Copy out every line in which the string "Vtero" occurs.

>>

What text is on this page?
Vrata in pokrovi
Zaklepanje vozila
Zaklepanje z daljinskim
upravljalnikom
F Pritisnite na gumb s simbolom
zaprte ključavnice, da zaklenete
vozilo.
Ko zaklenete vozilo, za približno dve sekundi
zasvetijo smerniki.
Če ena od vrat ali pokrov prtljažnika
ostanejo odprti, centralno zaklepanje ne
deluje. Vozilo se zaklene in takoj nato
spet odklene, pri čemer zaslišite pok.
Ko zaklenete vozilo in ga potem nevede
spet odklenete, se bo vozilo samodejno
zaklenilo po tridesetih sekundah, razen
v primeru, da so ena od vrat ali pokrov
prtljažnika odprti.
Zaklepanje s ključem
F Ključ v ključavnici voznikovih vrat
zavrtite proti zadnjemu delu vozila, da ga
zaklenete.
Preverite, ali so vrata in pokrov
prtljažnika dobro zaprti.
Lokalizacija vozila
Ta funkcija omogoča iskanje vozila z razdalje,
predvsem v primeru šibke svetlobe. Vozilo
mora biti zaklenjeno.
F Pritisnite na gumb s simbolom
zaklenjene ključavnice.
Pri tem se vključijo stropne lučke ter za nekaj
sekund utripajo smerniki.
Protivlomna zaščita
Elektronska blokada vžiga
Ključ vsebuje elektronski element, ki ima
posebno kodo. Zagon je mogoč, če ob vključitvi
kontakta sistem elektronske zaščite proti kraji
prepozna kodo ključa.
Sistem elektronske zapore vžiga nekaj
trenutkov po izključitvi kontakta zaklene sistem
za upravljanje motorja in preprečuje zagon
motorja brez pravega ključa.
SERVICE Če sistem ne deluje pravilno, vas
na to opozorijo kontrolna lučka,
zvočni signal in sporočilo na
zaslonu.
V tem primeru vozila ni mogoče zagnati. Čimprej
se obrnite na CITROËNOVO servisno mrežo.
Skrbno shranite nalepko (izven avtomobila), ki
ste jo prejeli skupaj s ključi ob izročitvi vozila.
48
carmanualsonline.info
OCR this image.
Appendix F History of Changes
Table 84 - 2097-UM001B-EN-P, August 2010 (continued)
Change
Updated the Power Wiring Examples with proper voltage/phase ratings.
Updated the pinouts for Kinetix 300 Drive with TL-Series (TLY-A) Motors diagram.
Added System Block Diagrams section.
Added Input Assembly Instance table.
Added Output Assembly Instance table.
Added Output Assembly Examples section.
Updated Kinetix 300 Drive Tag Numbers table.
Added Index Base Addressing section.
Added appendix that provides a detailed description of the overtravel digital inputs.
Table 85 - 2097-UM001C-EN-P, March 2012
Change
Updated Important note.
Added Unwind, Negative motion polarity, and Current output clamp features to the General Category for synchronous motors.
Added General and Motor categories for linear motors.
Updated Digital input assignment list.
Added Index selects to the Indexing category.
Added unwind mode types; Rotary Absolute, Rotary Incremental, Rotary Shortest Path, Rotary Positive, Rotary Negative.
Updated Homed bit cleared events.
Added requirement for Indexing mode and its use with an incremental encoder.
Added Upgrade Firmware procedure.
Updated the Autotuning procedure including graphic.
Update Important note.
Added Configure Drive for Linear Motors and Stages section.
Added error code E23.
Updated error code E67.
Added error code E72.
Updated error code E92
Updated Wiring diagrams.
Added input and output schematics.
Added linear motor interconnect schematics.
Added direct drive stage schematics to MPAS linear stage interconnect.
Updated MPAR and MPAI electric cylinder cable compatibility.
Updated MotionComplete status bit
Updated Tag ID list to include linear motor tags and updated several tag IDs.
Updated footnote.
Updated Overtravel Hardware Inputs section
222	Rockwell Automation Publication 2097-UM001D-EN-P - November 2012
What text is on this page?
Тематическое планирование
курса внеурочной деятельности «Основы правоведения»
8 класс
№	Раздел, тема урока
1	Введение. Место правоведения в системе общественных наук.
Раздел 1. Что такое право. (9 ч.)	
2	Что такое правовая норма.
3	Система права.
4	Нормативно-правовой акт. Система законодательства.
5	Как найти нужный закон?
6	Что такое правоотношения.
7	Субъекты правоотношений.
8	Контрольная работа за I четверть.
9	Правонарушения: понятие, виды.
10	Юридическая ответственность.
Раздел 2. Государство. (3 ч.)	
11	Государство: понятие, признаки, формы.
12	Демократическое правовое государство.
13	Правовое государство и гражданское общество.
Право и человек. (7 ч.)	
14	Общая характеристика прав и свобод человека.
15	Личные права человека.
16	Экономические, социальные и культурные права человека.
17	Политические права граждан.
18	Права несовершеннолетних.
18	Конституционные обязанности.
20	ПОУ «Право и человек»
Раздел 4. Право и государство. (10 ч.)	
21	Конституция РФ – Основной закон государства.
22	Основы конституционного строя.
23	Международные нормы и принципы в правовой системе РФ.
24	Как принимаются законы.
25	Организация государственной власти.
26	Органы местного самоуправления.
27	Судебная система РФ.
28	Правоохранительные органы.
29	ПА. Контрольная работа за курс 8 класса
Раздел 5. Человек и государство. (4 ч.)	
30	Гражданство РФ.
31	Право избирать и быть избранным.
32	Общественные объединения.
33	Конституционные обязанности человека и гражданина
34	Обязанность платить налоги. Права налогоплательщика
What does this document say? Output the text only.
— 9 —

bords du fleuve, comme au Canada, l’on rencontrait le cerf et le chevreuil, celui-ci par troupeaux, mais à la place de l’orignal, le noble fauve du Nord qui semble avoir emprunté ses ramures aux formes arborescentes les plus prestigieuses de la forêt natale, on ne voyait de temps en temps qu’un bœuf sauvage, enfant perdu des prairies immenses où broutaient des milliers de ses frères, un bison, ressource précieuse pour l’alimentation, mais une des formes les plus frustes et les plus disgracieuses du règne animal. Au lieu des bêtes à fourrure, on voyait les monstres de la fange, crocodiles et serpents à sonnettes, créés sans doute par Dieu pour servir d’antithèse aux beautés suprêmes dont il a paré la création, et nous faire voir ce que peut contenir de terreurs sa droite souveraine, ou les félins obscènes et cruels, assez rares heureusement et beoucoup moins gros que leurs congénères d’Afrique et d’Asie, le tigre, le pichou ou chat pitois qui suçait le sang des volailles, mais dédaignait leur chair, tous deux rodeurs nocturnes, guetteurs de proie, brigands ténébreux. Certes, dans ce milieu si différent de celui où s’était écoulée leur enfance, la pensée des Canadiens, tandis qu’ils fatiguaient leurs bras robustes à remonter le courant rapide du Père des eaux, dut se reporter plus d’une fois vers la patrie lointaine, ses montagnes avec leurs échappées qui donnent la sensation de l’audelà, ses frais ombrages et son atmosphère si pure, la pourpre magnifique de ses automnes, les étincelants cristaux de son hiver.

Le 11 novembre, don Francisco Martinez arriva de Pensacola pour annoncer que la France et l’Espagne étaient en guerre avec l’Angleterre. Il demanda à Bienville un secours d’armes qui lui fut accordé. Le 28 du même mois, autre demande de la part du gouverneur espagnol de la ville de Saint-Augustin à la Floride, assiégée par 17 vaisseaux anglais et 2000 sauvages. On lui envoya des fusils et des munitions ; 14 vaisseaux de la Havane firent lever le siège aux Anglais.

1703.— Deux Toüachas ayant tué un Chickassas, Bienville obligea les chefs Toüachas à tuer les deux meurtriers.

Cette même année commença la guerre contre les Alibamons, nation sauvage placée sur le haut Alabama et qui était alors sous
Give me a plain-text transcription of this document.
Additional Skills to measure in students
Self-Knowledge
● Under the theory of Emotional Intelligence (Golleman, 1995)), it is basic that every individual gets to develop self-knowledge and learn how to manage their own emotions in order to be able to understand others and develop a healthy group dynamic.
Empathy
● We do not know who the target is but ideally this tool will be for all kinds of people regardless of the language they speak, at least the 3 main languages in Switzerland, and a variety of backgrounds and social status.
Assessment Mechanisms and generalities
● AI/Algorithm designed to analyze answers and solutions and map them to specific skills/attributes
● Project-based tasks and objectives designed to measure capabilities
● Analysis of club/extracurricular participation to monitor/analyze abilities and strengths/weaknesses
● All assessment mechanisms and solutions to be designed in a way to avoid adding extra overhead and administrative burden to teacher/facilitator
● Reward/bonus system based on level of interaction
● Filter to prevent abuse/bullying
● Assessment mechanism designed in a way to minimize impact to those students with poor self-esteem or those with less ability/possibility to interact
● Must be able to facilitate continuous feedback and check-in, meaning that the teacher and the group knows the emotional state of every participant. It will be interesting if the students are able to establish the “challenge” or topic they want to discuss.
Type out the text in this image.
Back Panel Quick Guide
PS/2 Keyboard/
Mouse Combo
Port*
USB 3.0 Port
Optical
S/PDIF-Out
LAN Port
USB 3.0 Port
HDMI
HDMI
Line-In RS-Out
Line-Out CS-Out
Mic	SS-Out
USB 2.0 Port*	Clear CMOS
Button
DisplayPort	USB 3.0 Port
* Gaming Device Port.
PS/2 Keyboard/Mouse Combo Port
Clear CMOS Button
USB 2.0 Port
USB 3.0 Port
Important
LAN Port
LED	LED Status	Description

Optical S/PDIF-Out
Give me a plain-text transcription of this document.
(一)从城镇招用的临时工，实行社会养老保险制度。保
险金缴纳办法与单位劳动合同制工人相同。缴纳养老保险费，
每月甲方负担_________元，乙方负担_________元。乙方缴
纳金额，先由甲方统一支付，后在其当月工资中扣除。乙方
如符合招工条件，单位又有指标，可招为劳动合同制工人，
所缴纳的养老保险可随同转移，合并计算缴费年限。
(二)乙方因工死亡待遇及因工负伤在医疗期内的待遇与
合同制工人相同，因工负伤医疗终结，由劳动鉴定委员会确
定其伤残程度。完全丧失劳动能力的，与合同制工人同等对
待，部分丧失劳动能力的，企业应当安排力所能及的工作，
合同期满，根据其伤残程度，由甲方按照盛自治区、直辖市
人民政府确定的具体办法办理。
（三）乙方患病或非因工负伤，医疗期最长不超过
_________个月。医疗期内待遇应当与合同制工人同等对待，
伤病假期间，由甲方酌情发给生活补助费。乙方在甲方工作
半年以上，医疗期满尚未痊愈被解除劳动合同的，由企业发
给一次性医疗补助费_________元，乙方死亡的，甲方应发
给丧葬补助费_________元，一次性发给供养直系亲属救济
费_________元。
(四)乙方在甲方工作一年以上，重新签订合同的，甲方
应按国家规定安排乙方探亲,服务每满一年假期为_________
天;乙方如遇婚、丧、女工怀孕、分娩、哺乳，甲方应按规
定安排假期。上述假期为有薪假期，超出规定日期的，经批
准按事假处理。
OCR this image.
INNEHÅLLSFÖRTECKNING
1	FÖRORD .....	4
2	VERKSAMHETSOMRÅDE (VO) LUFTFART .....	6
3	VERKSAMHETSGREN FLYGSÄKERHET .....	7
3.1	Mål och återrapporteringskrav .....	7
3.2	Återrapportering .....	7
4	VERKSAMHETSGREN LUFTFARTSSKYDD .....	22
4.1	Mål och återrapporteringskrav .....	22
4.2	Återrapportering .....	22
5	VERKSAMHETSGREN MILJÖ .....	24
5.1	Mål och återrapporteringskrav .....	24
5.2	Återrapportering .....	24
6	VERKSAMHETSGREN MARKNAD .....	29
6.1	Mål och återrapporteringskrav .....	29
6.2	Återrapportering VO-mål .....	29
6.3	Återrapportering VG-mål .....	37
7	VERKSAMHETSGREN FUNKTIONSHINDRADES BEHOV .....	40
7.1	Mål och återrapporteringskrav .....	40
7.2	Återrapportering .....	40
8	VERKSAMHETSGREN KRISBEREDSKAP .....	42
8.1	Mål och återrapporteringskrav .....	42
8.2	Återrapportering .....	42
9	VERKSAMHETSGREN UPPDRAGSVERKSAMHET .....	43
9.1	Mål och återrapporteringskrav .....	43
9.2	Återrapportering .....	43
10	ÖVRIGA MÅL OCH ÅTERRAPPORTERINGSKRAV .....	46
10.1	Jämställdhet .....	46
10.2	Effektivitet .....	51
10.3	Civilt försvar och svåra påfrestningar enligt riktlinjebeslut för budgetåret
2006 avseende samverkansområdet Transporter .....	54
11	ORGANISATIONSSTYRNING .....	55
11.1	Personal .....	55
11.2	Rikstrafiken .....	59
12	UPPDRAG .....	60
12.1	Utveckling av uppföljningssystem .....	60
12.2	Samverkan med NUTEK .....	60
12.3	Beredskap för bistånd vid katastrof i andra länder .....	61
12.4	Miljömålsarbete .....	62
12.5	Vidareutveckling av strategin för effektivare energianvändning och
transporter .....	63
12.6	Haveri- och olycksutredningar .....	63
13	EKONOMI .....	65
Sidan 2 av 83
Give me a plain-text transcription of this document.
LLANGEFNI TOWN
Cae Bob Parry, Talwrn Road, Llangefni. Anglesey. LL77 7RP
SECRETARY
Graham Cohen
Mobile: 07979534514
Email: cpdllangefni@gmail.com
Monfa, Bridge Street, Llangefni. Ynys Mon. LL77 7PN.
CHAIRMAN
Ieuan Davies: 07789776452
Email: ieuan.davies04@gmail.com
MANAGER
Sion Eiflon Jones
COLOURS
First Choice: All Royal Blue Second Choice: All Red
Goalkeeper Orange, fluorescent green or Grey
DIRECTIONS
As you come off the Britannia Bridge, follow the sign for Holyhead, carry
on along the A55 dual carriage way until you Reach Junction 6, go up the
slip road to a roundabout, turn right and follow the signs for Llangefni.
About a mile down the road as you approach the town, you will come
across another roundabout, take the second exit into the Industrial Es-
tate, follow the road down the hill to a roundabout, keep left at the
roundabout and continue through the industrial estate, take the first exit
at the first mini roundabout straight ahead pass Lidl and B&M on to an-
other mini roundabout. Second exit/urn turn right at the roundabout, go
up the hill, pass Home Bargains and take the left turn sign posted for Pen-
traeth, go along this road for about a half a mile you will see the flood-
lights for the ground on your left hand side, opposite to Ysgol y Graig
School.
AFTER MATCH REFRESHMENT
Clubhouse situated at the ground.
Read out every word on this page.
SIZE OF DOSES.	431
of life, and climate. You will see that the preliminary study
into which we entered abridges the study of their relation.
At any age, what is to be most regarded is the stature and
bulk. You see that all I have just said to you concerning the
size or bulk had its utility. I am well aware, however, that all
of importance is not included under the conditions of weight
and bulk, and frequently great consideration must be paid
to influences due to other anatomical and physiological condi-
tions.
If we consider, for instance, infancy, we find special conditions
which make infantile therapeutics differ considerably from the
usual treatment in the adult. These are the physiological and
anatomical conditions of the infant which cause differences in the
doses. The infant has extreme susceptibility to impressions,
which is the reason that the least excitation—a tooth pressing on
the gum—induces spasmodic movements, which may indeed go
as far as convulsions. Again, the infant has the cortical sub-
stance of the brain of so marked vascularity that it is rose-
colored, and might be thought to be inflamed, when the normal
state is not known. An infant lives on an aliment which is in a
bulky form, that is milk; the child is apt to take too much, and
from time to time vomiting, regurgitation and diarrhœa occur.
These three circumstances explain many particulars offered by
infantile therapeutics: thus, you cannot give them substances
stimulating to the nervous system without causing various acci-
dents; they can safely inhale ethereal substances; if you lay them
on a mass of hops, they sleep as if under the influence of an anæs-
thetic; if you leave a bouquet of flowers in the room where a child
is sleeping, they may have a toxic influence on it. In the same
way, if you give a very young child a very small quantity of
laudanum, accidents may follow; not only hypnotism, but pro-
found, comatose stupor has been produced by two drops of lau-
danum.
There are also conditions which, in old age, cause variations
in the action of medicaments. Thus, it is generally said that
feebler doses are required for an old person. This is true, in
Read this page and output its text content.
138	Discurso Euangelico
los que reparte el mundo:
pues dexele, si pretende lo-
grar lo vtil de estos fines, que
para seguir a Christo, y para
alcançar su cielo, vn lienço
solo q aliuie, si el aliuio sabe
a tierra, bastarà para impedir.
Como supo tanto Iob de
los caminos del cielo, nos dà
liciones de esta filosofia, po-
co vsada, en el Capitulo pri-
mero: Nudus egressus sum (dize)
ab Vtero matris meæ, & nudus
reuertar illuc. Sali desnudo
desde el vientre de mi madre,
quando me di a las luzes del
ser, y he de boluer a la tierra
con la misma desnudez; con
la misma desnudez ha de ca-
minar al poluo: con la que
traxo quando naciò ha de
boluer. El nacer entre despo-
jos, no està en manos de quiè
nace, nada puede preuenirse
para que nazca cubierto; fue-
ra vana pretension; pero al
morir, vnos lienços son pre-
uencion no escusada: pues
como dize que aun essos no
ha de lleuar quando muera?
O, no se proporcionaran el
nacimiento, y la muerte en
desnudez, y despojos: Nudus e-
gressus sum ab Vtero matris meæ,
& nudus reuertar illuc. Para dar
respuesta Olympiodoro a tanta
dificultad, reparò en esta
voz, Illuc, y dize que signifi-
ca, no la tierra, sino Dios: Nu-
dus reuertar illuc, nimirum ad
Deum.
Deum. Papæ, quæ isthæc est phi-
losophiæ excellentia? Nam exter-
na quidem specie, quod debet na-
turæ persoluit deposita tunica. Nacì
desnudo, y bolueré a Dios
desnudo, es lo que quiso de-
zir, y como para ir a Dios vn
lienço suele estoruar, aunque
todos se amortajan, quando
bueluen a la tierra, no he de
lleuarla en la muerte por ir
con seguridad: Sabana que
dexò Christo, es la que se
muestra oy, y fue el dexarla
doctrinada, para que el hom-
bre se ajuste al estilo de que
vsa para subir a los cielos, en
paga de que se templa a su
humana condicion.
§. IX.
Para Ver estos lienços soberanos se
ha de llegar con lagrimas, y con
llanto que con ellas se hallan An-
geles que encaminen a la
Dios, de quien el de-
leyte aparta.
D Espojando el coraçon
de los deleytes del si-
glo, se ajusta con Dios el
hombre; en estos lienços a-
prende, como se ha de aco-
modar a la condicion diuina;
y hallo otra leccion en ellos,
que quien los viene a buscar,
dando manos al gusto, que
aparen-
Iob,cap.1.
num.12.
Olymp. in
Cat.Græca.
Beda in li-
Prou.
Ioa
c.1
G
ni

<<

▸ **Written response**:
ab Vtero matris meæ, & nudus
gressus sum ab Vtero matris meæ,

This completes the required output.